-- TASK DIRECTIONS --
Beginning at the line that contains "Give me the", reproduce every line to the end of the material without changing any of them.

-- MATERIAL SUPPLIED --
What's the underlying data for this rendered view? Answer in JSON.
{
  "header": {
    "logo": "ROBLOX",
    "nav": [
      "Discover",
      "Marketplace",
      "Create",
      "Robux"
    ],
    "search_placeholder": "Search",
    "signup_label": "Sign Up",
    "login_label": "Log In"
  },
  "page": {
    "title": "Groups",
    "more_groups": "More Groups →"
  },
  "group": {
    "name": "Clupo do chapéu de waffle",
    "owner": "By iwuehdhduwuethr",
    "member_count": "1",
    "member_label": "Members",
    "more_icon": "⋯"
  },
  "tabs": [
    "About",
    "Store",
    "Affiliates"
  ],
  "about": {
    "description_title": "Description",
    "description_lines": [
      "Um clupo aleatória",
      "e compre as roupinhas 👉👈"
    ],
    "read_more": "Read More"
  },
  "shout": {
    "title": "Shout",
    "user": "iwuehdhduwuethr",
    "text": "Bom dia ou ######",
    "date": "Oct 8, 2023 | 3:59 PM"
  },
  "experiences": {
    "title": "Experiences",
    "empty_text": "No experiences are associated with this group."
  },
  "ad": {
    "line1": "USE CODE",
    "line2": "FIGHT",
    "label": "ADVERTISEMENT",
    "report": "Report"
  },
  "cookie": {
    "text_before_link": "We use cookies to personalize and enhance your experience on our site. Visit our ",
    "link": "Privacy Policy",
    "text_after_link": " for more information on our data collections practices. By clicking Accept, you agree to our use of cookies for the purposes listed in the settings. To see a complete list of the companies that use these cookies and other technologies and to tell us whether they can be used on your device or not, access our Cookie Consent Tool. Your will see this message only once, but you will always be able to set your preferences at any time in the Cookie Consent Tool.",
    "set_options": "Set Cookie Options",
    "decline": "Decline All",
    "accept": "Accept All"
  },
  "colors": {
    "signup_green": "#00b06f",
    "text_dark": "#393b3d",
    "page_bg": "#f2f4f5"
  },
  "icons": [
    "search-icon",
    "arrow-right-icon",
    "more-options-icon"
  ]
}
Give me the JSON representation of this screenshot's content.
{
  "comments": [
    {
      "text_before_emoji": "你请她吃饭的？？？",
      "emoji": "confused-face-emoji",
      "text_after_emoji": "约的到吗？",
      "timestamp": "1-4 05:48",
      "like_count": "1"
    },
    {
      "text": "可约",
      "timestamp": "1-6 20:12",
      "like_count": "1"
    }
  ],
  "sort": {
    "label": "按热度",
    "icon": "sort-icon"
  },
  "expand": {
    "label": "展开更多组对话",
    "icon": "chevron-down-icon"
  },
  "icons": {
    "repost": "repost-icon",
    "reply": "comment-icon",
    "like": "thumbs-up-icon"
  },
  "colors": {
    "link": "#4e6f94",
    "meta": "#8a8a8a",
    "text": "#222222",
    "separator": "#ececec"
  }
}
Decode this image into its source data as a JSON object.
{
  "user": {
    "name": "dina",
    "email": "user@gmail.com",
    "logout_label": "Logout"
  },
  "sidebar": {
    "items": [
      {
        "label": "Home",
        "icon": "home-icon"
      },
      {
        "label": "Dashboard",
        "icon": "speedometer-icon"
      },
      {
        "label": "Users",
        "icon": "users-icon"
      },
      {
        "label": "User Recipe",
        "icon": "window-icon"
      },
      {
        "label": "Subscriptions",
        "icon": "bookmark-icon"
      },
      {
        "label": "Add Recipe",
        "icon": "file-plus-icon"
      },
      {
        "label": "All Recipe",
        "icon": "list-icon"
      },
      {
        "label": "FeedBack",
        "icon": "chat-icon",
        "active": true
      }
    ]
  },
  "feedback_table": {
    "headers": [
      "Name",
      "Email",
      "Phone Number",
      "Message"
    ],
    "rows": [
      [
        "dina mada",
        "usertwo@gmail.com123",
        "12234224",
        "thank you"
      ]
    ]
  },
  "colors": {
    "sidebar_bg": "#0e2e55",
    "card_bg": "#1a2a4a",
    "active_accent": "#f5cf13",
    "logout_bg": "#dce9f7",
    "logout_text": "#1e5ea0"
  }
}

-- OUTPUT FOR THIS TASK --
Give me the JSON representation of this screenshot's content.
{
  "comments": [
    {
      "text_before_emoji": "你请她吃饭的？？？",
      "emoji": "confused-face-emoji",
      "text_after_emoji": "约的到吗？",
      "timestamp": "1-4 05:48",
      "like_count": "1"
    },
    {
      "text": "可约",
      "timestamp": "1-6 20:12",
      "like_count": "1"
    }
  ],
  "sort": {
    "label": "按热度",
    "icon": "sort-icon"
  },
  "expand": {
    "label": "展开更多组对话",
    "icon": "chevron-down-icon"
  },
  "icons": {
    "repost": "repost-icon",
    "reply": "comment-icon",
    "like": "thumbs-up-icon"
  },
  "colors": {
    "link": "#4e6f94",
    "meta": "#8a8a8a",
    "text": "#222222",
    "separator": "#ececec"
  }
}
Decode this image into its source data as a JSON object.
{
  "user": {
    "name": "dina",
    "email": "user@gmail.com",
    "logout_label": "Logout"
  },
  "sidebar": {
    "items": [
      {
        "label": "Home",
        "icon": "home-icon"
      },
      {
        "label": "Dashboard",
        "icon": "speedometer-icon"
      },
      {
        "label": "Users",
        "icon": "users-icon"
      },
      {
        "label": "User Recipe",
        "icon": "window-icon"
      },
      {
        "label": "Subscriptions",
        "icon": "bookmark-icon"
      },
      {
        "label": "Add Recipe",
        "icon": "file-plus-icon"
      },
      {
        "label": "All Recipe",
        "icon": "list-icon"
      },
      {
        "label": "FeedBack",
        "icon": "chat-icon",
        "active": true
      }
    ]
  },
  "feedback_table": {
    "headers": [
      "Name",
      "Email",
      "Phone Number",
      "Message"
    ],
    "rows": [
      [
        "dina mada",
        "usertwo@gmail.com123",
        "12234224",
        "thank you"
      ]
    ]
  },
  "colors": {
    "sidebar_bg": "#0e2e55",
    "card_bg": "#1a2a4a",
    "active_accent": "#f5cf13",
    "logout_bg": "#dce9f7",
    "logout_text": "#1e5ea0"
  }
}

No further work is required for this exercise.